• Supplied material:
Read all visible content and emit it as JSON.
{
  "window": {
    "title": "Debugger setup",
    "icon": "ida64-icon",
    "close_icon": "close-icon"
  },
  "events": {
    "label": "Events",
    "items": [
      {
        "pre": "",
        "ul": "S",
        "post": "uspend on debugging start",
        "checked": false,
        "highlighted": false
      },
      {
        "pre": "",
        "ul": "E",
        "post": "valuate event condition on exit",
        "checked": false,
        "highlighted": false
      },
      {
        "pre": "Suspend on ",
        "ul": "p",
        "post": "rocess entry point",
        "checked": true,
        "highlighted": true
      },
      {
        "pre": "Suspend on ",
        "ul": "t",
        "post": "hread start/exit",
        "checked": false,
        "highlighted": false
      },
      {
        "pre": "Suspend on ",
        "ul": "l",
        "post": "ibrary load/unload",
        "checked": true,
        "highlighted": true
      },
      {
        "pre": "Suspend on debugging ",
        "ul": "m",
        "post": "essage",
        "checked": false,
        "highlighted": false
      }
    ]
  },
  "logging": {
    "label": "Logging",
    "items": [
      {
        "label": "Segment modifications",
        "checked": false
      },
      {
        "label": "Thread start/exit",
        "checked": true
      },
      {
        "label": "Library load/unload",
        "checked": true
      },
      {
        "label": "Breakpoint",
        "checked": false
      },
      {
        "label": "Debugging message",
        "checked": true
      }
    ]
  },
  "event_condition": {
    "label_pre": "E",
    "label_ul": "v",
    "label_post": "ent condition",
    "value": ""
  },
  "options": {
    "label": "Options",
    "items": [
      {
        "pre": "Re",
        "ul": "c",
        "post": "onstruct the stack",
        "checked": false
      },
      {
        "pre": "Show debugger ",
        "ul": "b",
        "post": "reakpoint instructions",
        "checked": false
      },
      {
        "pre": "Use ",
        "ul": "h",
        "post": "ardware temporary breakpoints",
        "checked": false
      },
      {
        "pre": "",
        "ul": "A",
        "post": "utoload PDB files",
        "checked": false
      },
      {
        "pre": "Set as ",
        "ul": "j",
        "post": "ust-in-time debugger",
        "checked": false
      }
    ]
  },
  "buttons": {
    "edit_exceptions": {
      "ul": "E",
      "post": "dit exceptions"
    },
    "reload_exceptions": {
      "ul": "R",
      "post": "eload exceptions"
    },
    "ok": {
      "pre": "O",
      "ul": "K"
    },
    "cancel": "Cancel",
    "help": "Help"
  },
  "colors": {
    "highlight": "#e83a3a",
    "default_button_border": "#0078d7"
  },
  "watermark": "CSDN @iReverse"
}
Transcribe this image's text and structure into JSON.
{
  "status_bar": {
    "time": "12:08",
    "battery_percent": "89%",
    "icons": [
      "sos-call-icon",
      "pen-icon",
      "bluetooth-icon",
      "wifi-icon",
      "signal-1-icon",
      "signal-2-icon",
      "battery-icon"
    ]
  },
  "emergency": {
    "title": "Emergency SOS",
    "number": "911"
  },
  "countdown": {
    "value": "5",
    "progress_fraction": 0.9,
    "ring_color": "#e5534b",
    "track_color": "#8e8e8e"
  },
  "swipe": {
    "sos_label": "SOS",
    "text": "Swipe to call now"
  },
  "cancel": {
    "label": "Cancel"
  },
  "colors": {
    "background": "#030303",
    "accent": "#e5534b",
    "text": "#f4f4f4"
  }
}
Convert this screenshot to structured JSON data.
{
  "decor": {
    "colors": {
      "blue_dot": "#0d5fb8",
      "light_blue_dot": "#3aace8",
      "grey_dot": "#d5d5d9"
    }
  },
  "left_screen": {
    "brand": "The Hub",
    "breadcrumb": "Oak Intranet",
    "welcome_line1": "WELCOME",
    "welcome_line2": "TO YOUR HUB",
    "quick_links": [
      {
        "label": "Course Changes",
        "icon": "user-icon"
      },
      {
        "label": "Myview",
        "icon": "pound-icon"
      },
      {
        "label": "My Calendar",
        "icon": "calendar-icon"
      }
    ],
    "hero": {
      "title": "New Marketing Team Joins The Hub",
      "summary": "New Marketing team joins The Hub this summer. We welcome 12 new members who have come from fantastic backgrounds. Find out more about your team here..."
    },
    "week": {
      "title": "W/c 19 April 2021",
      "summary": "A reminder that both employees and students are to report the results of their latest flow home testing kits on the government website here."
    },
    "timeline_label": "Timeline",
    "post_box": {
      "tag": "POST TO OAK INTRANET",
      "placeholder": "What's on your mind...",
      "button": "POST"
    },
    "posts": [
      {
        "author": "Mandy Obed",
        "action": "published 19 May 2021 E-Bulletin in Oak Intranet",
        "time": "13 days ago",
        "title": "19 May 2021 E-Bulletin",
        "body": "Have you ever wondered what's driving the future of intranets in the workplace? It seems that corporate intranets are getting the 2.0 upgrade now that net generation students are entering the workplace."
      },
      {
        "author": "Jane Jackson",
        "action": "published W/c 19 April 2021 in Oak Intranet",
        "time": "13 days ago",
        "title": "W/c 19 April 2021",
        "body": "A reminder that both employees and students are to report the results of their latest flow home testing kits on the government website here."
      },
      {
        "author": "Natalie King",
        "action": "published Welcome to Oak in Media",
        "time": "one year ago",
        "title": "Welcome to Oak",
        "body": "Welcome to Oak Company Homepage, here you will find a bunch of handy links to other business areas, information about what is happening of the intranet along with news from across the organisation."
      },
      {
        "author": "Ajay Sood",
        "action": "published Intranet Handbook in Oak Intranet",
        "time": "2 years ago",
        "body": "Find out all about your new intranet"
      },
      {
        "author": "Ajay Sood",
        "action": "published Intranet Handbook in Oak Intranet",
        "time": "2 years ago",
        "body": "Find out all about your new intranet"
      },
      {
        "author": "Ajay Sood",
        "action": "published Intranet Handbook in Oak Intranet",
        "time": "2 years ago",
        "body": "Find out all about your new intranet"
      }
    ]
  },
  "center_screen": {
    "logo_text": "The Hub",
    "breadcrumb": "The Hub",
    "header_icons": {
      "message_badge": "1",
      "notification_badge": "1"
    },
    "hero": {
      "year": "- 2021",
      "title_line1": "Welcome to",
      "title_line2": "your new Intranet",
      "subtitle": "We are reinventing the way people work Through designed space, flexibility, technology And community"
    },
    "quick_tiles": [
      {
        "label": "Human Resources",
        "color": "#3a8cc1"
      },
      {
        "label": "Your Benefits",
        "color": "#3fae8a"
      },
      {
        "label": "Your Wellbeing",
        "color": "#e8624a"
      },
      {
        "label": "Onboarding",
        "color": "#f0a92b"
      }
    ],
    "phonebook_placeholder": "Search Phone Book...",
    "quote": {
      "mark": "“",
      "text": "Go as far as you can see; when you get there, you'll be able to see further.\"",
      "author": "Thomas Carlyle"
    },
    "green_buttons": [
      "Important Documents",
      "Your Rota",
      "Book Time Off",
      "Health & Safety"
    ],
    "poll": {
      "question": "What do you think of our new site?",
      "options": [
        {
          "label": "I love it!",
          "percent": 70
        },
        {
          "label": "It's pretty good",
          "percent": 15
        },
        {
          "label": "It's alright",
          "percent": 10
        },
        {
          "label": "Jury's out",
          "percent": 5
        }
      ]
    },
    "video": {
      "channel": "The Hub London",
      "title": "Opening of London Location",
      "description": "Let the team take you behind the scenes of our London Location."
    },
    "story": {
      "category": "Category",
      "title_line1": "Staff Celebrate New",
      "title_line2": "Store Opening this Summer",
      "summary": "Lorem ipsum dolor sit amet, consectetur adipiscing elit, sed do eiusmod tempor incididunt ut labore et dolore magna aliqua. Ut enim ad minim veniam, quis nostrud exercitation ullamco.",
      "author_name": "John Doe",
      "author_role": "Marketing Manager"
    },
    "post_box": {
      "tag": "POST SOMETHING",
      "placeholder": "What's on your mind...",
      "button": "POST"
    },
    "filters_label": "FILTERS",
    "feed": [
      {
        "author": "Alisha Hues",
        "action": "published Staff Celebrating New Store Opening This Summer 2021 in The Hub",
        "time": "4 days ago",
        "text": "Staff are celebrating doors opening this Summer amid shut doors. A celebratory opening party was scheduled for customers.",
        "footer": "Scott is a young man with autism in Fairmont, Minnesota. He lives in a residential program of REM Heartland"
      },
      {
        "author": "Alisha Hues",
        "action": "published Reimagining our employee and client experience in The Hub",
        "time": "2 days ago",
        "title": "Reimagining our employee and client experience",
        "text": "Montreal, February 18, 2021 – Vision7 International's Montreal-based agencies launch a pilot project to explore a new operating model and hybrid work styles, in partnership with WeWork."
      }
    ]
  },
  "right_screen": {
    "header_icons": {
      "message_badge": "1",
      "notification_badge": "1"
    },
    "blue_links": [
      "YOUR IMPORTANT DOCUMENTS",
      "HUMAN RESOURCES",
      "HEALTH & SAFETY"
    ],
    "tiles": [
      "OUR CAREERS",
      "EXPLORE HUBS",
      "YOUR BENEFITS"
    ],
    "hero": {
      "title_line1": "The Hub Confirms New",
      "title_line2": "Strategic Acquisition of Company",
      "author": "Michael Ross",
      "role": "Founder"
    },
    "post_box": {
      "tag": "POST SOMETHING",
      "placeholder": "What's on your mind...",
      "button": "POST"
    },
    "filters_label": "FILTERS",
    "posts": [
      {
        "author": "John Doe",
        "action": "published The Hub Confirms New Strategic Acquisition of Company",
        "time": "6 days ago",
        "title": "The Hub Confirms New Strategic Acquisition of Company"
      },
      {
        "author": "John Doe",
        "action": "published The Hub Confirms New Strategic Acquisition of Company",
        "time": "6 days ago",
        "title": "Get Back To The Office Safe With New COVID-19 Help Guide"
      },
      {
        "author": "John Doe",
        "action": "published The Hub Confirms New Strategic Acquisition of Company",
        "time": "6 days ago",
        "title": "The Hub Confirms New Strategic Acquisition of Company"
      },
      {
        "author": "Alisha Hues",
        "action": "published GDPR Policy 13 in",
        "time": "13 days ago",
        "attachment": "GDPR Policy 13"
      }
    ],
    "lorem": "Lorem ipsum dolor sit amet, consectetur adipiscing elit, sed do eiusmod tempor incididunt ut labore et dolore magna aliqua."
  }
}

• Request:
Show, from the material above, each line that includes the string "flow".

• Complete answer:
      "summary": "A reminder that both employees and students are to report the results of their latest flow home testing kits on the government website here."
        "body": "A reminder that both employees and students are to report the results of their latest flow home testing kits on the government website here."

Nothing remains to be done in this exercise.